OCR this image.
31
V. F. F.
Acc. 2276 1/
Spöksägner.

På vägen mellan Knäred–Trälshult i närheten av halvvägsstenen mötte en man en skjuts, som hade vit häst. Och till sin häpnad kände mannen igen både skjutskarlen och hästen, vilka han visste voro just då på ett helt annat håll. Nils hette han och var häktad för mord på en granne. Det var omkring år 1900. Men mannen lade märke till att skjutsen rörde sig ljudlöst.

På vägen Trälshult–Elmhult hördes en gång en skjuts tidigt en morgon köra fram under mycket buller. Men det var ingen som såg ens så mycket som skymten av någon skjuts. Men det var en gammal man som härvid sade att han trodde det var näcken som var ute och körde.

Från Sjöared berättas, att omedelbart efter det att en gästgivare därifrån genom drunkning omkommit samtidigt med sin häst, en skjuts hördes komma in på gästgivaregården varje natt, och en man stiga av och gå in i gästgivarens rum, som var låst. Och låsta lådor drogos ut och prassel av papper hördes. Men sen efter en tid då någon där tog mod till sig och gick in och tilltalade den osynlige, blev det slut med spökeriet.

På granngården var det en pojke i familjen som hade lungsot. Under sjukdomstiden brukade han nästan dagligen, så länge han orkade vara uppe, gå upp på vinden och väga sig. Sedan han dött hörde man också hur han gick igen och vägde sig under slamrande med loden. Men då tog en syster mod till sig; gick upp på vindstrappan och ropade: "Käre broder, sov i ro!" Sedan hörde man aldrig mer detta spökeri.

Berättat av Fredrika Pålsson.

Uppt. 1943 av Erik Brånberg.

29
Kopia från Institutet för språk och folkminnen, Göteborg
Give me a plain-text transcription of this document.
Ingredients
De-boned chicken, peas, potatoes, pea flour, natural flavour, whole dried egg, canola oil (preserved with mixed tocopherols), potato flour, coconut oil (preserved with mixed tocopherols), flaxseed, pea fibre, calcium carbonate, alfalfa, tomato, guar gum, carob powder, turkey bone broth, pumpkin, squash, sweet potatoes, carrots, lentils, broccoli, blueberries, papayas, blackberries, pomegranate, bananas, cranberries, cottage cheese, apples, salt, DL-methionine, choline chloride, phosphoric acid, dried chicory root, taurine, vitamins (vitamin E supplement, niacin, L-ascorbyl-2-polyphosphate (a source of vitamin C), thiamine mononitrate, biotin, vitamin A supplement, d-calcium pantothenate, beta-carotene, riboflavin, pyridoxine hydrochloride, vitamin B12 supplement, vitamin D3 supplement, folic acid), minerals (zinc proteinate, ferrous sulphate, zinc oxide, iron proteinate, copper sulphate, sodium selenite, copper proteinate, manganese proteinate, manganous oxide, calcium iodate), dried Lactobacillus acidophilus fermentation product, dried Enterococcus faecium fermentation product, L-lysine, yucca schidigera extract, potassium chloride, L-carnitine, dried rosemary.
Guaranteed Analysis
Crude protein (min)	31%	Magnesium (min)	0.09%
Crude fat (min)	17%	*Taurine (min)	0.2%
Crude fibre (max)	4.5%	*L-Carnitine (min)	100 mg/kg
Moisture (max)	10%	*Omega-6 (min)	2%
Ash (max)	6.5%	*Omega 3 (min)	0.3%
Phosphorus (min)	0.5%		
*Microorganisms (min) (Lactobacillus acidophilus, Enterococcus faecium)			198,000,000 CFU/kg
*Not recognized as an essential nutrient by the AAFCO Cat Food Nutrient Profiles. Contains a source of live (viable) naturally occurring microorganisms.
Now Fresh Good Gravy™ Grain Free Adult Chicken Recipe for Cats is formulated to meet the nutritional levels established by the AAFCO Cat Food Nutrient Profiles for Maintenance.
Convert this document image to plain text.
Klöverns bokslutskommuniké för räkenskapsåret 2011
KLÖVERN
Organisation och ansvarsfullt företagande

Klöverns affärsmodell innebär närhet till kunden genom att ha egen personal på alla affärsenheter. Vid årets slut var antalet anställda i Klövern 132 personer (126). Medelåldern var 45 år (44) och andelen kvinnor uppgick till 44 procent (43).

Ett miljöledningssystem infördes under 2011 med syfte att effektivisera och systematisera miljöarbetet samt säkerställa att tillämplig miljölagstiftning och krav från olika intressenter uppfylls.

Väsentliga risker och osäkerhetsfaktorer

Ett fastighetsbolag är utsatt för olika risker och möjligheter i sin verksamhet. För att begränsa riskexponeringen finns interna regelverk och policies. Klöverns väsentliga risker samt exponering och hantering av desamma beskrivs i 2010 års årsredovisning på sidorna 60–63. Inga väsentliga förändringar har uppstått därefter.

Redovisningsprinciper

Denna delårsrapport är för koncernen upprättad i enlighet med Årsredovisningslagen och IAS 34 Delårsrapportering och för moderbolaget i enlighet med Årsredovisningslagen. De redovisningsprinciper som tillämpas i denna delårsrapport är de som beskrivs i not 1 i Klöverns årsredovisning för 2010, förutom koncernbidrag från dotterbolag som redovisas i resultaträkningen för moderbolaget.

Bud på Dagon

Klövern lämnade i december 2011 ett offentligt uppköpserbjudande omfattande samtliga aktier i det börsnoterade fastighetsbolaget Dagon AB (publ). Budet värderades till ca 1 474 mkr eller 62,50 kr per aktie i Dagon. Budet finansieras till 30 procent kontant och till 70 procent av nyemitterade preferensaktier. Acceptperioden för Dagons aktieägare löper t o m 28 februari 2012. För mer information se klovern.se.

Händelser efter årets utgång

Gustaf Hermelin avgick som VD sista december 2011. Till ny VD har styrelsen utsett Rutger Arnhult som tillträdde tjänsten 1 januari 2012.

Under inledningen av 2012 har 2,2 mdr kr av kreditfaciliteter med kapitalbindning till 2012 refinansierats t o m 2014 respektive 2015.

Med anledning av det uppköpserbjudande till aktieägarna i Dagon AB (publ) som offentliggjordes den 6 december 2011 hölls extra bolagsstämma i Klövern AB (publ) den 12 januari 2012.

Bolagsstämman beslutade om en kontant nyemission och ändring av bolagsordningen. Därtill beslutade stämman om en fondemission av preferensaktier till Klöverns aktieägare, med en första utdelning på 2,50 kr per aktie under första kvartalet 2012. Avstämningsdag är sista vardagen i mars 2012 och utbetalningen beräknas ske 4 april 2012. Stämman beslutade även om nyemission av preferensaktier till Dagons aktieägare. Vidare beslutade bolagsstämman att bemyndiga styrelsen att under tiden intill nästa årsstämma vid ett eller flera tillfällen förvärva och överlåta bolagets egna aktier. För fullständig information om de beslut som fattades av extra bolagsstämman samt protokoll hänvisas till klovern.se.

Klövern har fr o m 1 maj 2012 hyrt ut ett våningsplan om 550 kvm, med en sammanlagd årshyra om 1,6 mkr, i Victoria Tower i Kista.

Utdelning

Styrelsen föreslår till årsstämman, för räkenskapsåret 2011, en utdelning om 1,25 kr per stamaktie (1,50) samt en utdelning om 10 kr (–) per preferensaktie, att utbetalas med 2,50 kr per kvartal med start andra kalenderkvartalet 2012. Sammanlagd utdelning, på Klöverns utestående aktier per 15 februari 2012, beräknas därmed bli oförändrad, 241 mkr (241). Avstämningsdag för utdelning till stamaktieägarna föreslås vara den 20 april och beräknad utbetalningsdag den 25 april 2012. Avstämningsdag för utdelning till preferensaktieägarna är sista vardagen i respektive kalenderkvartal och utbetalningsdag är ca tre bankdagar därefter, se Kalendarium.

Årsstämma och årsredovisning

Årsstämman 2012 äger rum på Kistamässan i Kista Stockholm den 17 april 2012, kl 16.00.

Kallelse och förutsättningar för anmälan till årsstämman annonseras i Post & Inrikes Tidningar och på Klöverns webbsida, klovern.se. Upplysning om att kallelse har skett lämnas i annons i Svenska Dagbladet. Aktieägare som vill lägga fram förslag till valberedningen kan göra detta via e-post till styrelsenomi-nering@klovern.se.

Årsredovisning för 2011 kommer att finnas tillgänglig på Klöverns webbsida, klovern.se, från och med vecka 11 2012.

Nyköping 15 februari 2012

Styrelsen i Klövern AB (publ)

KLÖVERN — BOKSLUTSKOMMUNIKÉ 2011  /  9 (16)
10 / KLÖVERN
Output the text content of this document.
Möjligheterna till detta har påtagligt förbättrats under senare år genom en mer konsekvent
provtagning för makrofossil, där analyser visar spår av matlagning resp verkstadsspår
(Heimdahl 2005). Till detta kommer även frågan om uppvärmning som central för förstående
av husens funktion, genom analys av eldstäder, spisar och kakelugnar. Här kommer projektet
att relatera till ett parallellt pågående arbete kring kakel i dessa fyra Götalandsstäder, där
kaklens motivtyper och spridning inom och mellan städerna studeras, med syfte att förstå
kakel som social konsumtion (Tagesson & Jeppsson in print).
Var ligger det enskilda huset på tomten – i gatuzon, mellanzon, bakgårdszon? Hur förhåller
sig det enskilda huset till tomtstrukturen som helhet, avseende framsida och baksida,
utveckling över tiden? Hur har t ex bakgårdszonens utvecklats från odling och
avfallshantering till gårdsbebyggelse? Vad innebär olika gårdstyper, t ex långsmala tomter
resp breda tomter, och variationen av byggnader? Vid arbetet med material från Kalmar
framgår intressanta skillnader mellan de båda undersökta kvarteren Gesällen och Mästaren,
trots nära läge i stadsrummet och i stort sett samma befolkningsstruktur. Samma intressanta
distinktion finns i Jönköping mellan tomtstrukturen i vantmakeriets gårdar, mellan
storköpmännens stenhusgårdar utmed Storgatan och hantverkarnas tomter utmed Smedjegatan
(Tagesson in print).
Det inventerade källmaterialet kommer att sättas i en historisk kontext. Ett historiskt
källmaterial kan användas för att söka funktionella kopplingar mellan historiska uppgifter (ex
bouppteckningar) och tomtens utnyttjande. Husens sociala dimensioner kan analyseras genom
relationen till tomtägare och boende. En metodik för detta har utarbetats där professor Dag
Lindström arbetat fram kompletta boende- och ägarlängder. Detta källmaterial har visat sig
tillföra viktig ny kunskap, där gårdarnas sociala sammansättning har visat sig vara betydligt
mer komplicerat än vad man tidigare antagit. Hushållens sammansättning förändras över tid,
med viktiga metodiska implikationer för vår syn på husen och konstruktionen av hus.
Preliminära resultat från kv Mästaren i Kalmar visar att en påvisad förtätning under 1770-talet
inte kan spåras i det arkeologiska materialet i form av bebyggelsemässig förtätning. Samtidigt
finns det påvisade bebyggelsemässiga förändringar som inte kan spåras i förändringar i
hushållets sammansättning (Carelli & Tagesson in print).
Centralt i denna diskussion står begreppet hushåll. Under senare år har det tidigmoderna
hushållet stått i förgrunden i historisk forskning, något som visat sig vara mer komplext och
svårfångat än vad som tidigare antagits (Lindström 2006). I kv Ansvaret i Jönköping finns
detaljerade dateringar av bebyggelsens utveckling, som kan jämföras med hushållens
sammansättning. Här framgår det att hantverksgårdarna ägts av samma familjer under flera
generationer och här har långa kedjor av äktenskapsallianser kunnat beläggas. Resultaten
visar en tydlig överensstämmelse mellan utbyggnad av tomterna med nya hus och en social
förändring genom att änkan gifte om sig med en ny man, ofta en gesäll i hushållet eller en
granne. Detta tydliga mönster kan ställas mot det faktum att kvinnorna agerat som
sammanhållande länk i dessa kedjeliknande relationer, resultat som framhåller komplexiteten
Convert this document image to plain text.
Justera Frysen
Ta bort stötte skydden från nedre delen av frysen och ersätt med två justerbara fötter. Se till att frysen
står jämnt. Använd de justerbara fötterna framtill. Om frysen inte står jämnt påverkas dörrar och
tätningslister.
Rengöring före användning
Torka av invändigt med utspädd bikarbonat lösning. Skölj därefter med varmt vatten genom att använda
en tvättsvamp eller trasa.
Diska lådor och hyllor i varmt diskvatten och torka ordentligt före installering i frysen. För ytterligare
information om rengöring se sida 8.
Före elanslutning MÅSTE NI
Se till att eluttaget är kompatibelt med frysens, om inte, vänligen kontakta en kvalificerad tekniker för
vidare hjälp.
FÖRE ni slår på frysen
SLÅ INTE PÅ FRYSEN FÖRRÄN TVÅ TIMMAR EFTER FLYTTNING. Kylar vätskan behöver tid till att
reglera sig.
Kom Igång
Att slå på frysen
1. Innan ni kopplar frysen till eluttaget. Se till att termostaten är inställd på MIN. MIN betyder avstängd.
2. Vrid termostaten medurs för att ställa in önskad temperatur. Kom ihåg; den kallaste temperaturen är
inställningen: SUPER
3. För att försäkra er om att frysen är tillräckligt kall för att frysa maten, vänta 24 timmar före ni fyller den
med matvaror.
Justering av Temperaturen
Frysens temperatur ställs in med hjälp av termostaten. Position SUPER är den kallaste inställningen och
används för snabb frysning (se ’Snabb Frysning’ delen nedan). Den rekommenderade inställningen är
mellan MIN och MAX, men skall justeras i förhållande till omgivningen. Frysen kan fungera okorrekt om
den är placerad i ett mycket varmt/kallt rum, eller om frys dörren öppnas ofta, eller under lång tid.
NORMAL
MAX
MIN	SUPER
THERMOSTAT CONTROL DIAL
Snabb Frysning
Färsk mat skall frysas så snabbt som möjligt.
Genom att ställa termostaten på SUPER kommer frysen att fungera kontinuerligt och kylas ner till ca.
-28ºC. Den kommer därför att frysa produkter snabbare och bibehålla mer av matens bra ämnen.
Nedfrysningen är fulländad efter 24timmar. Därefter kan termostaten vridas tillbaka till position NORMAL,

———

Directions for this task: Note every line of the records that holds the word "olika", and copy it.

Task solution:
Ett miljöledningssystem infördes under 2011 med syfte att effektivisera och systematisera miljöarbetet samt säkerställa att tillämplig miljölagstiftning och krav från olika intressenter uppfylls.
Ett fastighetsbolag är utsatt för olika risker och möjligheter i sin verksamhet. För att begränsa riskexponeringen finns interna regelverk och policies. Klöverns väsentliga risker samt exponering och hantering av desamma beskrivs i 2010 års årsredovisning på sidorna 60–63. Inga väsentliga förändringar har uppstått därefter.
avfallshantering till gårdsbebyggelse? Vad innebär olika gårdstyper, t ex långsmala tomter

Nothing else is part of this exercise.